[start Material for this exercise]
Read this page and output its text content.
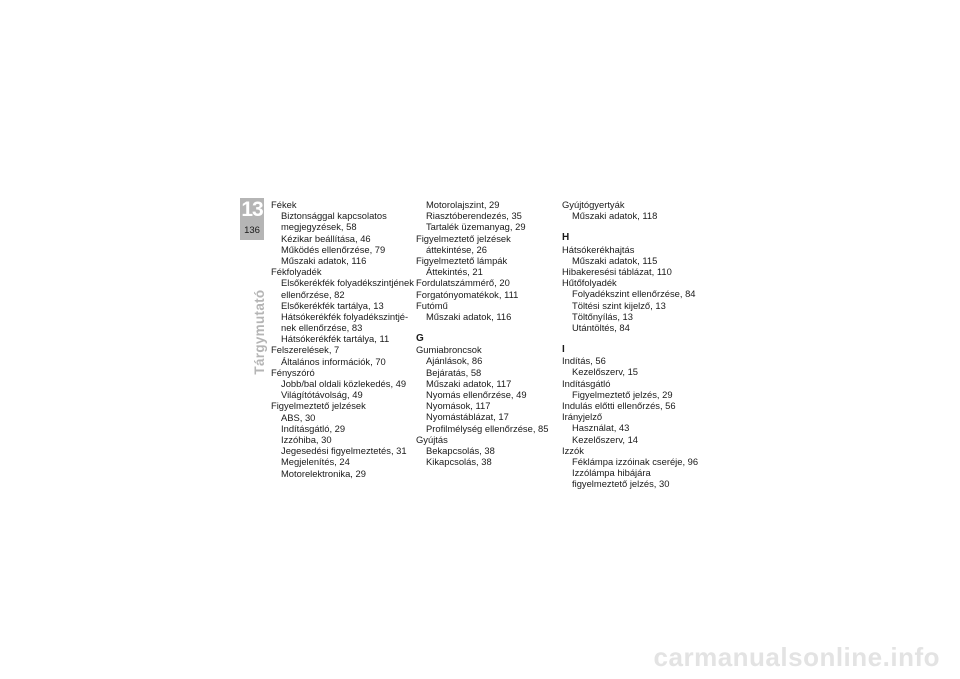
13
136
Tárgymutató
Fékek
Biztonsággal kapcsolatos
megjegyzések, 58
Kézikar beállítása, 46
Működés ellenőrzése, 79
Műszaki adatok, 116
Fékfolyadék
Elsőkerékfék folyadékszintjének
ellenőrzése, 82
Elsőkerékfék tartálya, 13
Hátsókerékfék folyadékszintjé-
nek ellenőrzése, 83
Hátsókerékfék tartálya, 11
Felszerelések, 7
Általános információk, 70
Fényszóró
Jobb/bal oldali közlekedés, 49
Világítótávolság, 49
Figyelmeztető jelzések
ABS, 30
Indításgátló, 29
Izzóhiba, 30
Jegesedési figyelmeztetés, 31
Megjelenítés, 24
Motorelektronika, 29
Motorolajszint, 29
Riasztóberendezés, 35
Tartalék üzemanyag, 29
Figyelmeztető jelzések
áttekintése, 26
Figyelmeztető lámpák
Áttekintés, 21
Fordulatszámmérő, 20
Forgatónyomatékok, 111
Futómű
Műszaki adatok, 116
G
Gumiabroncsok
Ajánlások, 86
Bejáratás, 58
Műszaki adatok, 117
Nyomás ellenőrzése, 49
Nyomások, 117
Nyomástáblázat, 17
Profilmélység ellenőrzése, 85
Gyújtás
Bekapcsolás, 38
Kikapcsolás, 38
Gyújtógyertyák
Műszaki adatok, 118
H
Hátsókerékhajtás
Műszaki adatok, 115
Hibakeresési táblázat, 110
Hűtőfolyadék
Folyadékszint ellenőrzése, 84
Töltési szint kijelző, 13
Töltőnyílás, 13
Utántöltés, 84
I
Indítás, 56
Kezelőszerv, 15
Indításgátló
Figyelmeztető jelzés, 29
Indulás előtti ellenőrzés, 56
Irányjelző
Használat, 43
Kezelőszerv, 14
Izzók
Féklámpa izzóinak cseréje, 96
Izzólámpa hibájára
figyelmeztető jelzés, 30
carmanualsonline.info
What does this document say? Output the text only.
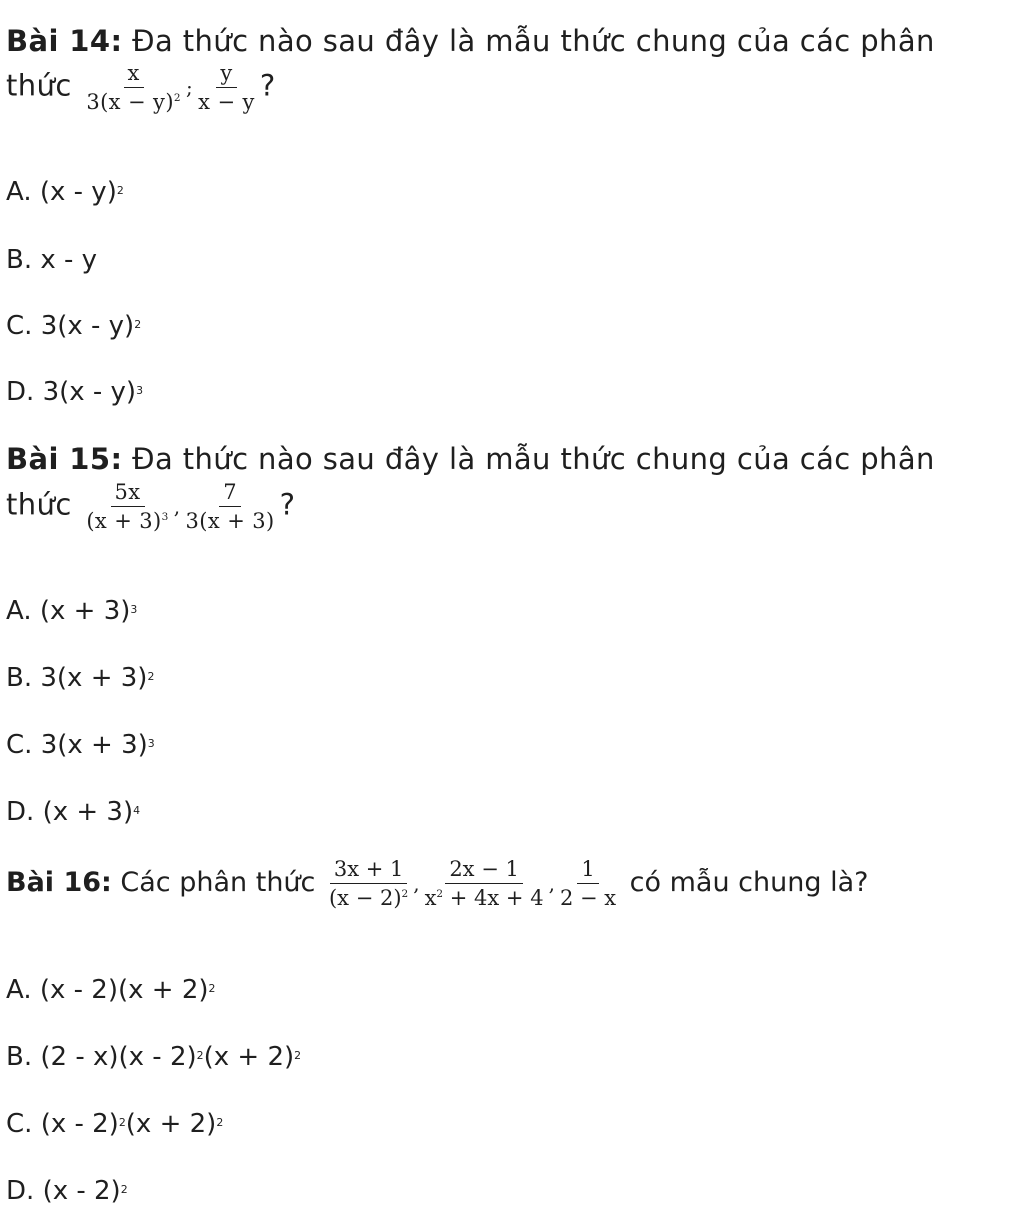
Bài 14: Đa thức nào sau đây là mẫu thức chung của các phân
thức $\frac{x}{3(x - y)^2}$ ; $\frac{y}{x - y}$ ?
A. (x - y)$^2$
B. x - y
C. 3(x - y)$^2$
D. 3(x - y)$^3$
Bài 15: Đa thức nào sau đây là mẫu thức chung của các phân
thức $\frac{5x}{(x + 3)^3}$ , $\frac{7}{3(x + 3)}$ ?
A. $(x + 3)^3$
B. $3(x + 3)^2$
C. $3(x + 3)^3$
D. $(x + 3)^4$
Bài 16: Các phân thức $\frac{3x + 1}{(x - 2)^2}$ , $\frac{2x - 1}{x^2 + 4x + 4}$ , $\frac{1}{2 - x}$ có mẫu chung là?
A. $(x - 2)(x + 2)^2$
B. $(2 - x)(x - 2)^2(x + 2)^2$
C. $(x - 2)^2(x + 2)^2$
D. (x - 2)$^2$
[end Material for this exercise]
* [Required work]
The answer should be a single number: the count of lines in the data that include the string "Műszaki".

* [Result of the task]
5